====== EXERCISE MATERIAL
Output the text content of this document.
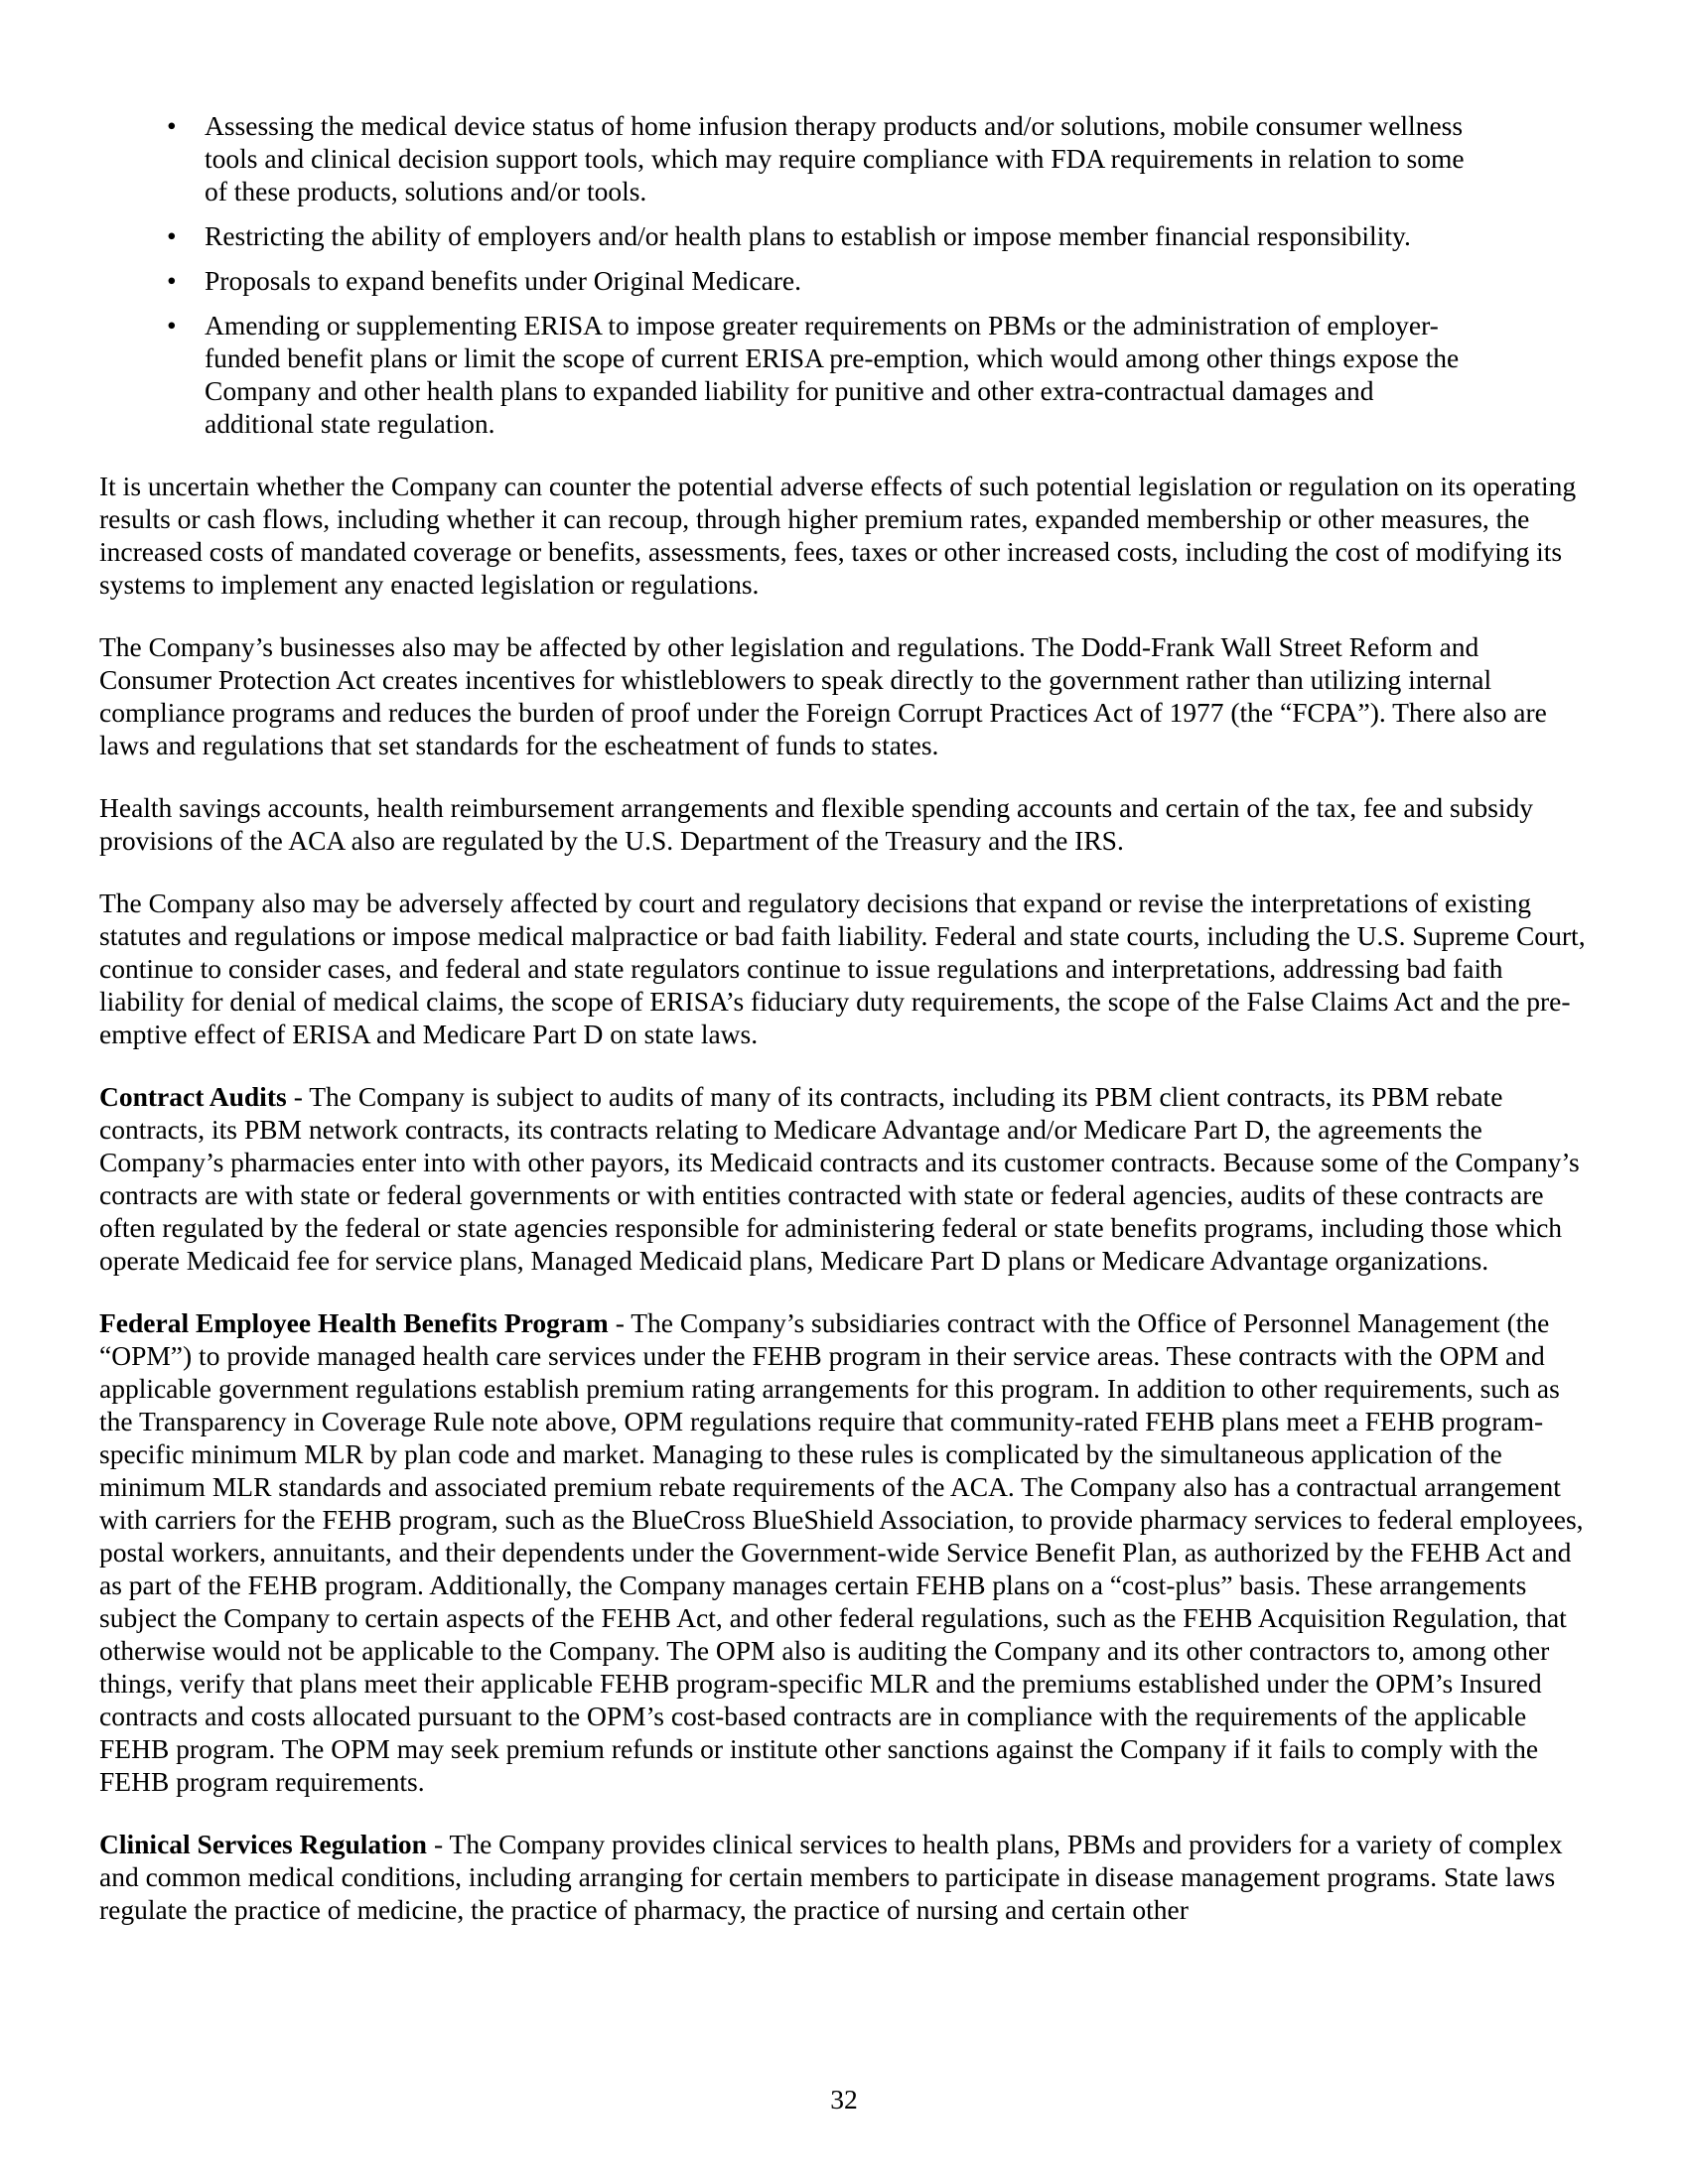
•	Assessing the medical device status of home infusion therapy products and/or solutions, mobile consumer wellness tools and clinical decision support tools, which may require compliance with FDA requirements in relation to some of these products, solutions and/or tools.
•	Restricting the ability of employers and/or health plans to establish or impose member financial responsibility.
•	Proposals to expand benefits under Original Medicare.
•	Amending or supplementing ERISA to impose greater requirements on PBMs or the administration of employer-funded benefit plans or limit the scope of current ERISA pre-emption, which would among other things expose the Company and other health plans to expanded liability for punitive and other extra-contractual damages and additional state regulation.

It is uncertain whether the Company can counter the potential adverse effects of such potential legislation or regulation on its operating results or cash flows, including whether it can recoup, through higher premium rates, expanded membership or other measures, the increased costs of mandated coverage or benefits, assessments, fees, taxes or other increased costs, including the cost of modifying its systems to implement any enacted legislation or regulations.

The Company’s businesses also may be affected by other legislation and regulations. The Dodd-Frank Wall Street Reform and Consumer Protection Act creates incentives for whistleblowers to speak directly to the government rather than utilizing internal compliance programs and reduces the burden of proof under the Foreign Corrupt Practices Act of 1977 (the “FCPA”). There also are laws and regulations that set standards for the escheatment of funds to states.

Health savings accounts, health reimbursement arrangements and flexible spending accounts and certain of the tax, fee and subsidy provisions of the ACA also are regulated by the U.S. Department of the Treasury and the IRS.

The Company also may be adversely affected by court and regulatory decisions that expand or revise the interpretations of existing statutes and regulations or impose medical malpractice or bad faith liability. Federal and state courts, including the U.S. Supreme Court, continue to consider cases, and federal and state regulators continue to issue regulations and interpretations, addressing bad faith liability for denial of medical claims, the scope of ERISA’s fiduciary duty requirements, the scope of the False Claims Act and the pre-emptive effect of ERISA and Medicare Part D on state laws.

Contract Audits - The Company is subject to audits of many of its contracts, including its PBM client contracts, its PBM rebate contracts, its PBM network contracts, its contracts relating to Medicare Advantage and/or Medicare Part D, the agreements the Company’s pharmacies enter into with other payors, its Medicaid contracts and its customer contracts. Because some of the Company’s contracts are with state or federal governments or with entities contracted with state or federal agencies, audits of these contracts are often regulated by the federal or state agencies responsible for administering federal or state benefits programs, including those which operate Medicaid fee for service plans, Managed Medicaid plans, Medicare Part D plans or Medicare Advantage organizations.

Federal Employee Health Benefits Program - The Company’s subsidiaries contract with the Office of Personnel Management (the “OPM”) to provide managed health care services under the FEHB program in their service areas. These contracts with the OPM and applicable government regulations establish premium rating arrangements for this program. In addition to other requirements, such as the Transparency in Coverage Rule note above, OPM regulations require that community-rated FEHB plans meet a FEHB program-specific minimum MLR by plan code and market. Managing to these rules is complicated by the simultaneous application of the minimum MLR standards and associated premium rebate requirements of the ACA. The Company also has a contractual arrangement with carriers for the FEHB program, such as the BlueCross BlueShield Association, to provide pharmacy services to federal employees, postal workers, annuitants, and their dependents under the Government-wide Service Benefit Plan, as authorized by the FEHB Act and as part of the FEHB program. Additionally, the Company manages certain FEHB plans on a “cost-plus” basis. These arrangements subject the Company to certain aspects of the FEHB Act, and other federal regulations, such as the FEHB Acquisition Regulation, that otherwise would not be applicable to the Company. The OPM also is auditing the Company and its other contractors to, among other things, verify that plans meet their applicable FEHB program-specific MLR and the premiums established under the OPM’s Insured contracts and costs allocated pursuant to the OPM’s cost-based contracts are in compliance with the requirements of the applicable FEHB program. The OPM may seek premium refunds or institute other sanctions against the Company if it fails to comply with the FEHB program requirements.

Clinical Services Regulation - The Company provides clinical services to health plans, PBMs and providers for a variety of complex and common medical conditions, including arranging for certain members to participate in disease management programs. State laws regulate the practice of medicine, the practice of pharmacy, the practice of nursing and certain other

32
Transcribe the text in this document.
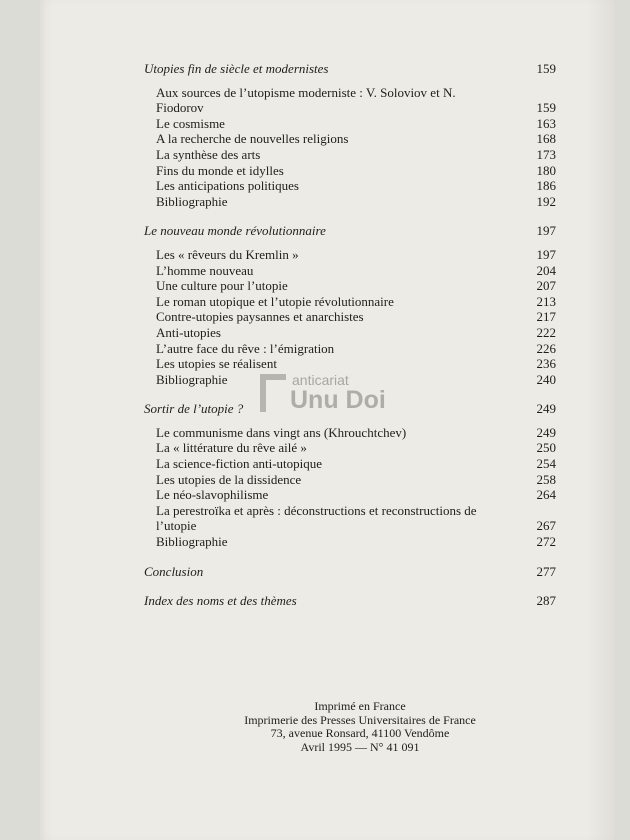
Utopies fin de siècle et modernistes	159
Aux sources de l’utopisme moderniste : V. Soloviov et N. Fiodorov	159
Le cosmisme	163
A la recherche de nouvelles religions	168
La synthèse des arts	173
Fins du monde et idylles	180
Les anticipations politiques	186
Bibliographie	192
Le nouveau monde révolutionnaire	197
Les « rêveurs du Kremlin »	197
L’homme nouveau	204
Une culture pour l’utopie	207
Le roman utopique et l’utopie révolutionnaire	213
Contre-utopies paysannes et anarchistes	217
Anti-utopies	222
L’autre face du rêve : l’émigration	226
Les utopies se réalisent	236
Bibliographie	240
Sortir de l’utopie ?	249
Le communisme dans vingt ans (Khrouchtchev)	249
La « littérature du rêve ailé »	250
La science-fiction anti-utopique	254
Les utopies de la dissidence	258
Le néo-slavophilisme	264
La perestroïka et après : déconstructions et reconstructions de l’utopie	267
Bibliographie	272
Conclusion	277
Index des noms et des thèmes	287
anticariat
Unu Doi
Imprimé en France
Imprimerie des Presses Universitaires de France
73, avenue Ronsard, 41100 Vendôme
Avril 1995 — N° 41 091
============
— SHORT PROBLEM —
Set down the material above as is, without any pictures.

— FULL ANSWER —
Output the text content of this document.
•	Assessing the medical device status of home infusion therapy products and/or solutions, mobile consumer wellness tools and clinical decision support tools, which may require compliance with FDA requirements in relation to some of these products, solutions and/or tools.
•	Restricting the ability of employers and/or health plans to establish or impose member financial responsibility.
•	Proposals to expand benefits under Original Medicare.
•	Amending or supplementing ERISA to impose greater requirements on PBMs or the administration of employer-funded benefit plans or limit the scope of current ERISA pre-emption, which would among other things expose the Company and other health plans to expanded liability for punitive and other extra-contractual damages and additional state regulation.

It is uncertain whether the Company can counter the potential adverse effects of such potential legislation or regulation on its operating results or cash flows, including whether it can recoup, through higher premium rates, expanded membership or other measures, the increased costs of mandated coverage or benefits, assessments, fees, taxes or other increased costs, including the cost of modifying its systems to implement any enacted legislation or regulations.

The Company’s businesses also may be affected by other legislation and regulations. The Dodd-Frank Wall Street Reform and Consumer Protection Act creates incentives for whistleblowers to speak directly to the government rather than utilizing internal compliance programs and reduces the burden of proof under the Foreign Corrupt Practices Act of 1977 (the “FCPA”). There also are laws and regulations that set standards for the escheatment of funds to states.

Health savings accounts, health reimbursement arrangements and flexible spending accounts and certain of the tax, fee and subsidy provisions of the ACA also are regulated by the U.S. Department of the Treasury and the IRS.

The Company also may be adversely affected by court and regulatory decisions that expand or revise the interpretations of existing statutes and regulations or impose medical malpractice or bad faith liability. Federal and state courts, including the U.S. Supreme Court, continue to consider cases, and federal and state regulators continue to issue regulations and interpretations, addressing bad faith liability for denial of medical claims, the scope of ERISA’s fiduciary duty requirements, the scope of the False Claims Act and the pre-emptive effect of ERISA and Medicare Part D on state laws.

Contract Audits - The Company is subject to audits of many of its contracts, including its PBM client contracts, its PBM rebate contracts, its PBM network contracts, its contracts relating to Medicare Advantage and/or Medicare Part D, the agreements the Company’s pharmacies enter into with other payors, its Medicaid contracts and its customer contracts. Because some of the Company’s contracts are with state or federal governments or with entities contracted with state or federal agencies, audits of these contracts are often regulated by the federal or state agencies responsible for administering federal or state benefits programs, including those which operate Medicaid fee for service plans, Managed Medicaid plans, Medicare Part D plans or Medicare Advantage organizations.

Federal Employee Health Benefits Program - The Company’s subsidiaries contract with the Office of Personnel Management (the “OPM”) to provide managed health care services under the FEHB program in their service areas. These contracts with the OPM and applicable government regulations establish premium rating arrangements for this program. In addition to other requirements, such as the Transparency in Coverage Rule note above, OPM regulations require that community-rated FEHB plans meet a FEHB program-specific minimum MLR by plan code and market. Managing to these rules is complicated by the simultaneous application of the minimum MLR standards and associated premium rebate requirements of the ACA. The Company also has a contractual arrangement with carriers for the FEHB program, such as the BlueCross BlueShield Association, to provide pharmacy services to federal employees, postal workers, annuitants, and their dependents under the Government-wide Service Benefit Plan, as authorized by the FEHB Act and as part of the FEHB program. Additionally, the Company manages certain FEHB plans on a “cost-plus” basis. These arrangements subject the Company to certain aspects of the FEHB Act, and other federal regulations, such as the FEHB Acquisition Regulation, that otherwise would not be applicable to the Company. The OPM also is auditing the Company and its other contractors to, among other things, verify that plans meet their applicable FEHB program-specific MLR and the premiums established under the OPM’s Insured contracts and costs allocated pursuant to the OPM’s cost-based contracts are in compliance with the requirements of the applicable FEHB program. The OPM may seek premium refunds or institute other sanctions against the Company if it fails to comply with the FEHB program requirements.

Clinical Services Regulation - The Company provides clinical services to health plans, PBMs and providers for a variety of complex and common medical conditions, including arranging for certain members to participate in disease management programs. State laws regulate the practice of medicine, the practice of pharmacy, the practice of nursing and certain other

32
Transcribe the text in this document.
Utopies fin de siècle et modernistes	159
Aux sources de l’utopisme moderniste : V. Soloviov et N. Fiodorov	159
Le cosmisme	163
A la recherche de nouvelles religions	168
La synthèse des arts	173
Fins du monde et idylles	180
Les anticipations politiques	186
Bibliographie	192
Le nouveau monde révolutionnaire	197
Les « rêveurs du Kremlin »	197
L’homme nouveau	204
Une culture pour l’utopie	207
Le roman utopique et l’utopie révolutionnaire	213
Contre-utopies paysannes et anarchistes	217
Anti-utopies	222
L’autre face du rêve : l’émigration	226
Les utopies se réalisent	236
Bibliographie	240
Sortir de l’utopie ?	249
Le communisme dans vingt ans (Khrouchtchev)	249
La « littérature du rêve ailé »	250
La science-fiction anti-utopique	254
Les utopies de la dissidence	258
Le néo-slavophilisme	264
La perestroïka et après : déconstructions et reconstructions de l’utopie	267
Bibliographie	272
Conclusion	277
Index des noms et des thèmes	287
anticariat
Unu Doi
Imprimé en France
Imprimerie des Presses Universitaires de France
73, avenue Ronsard, 41100 Vendôme
Avril 1995 — N° 41 091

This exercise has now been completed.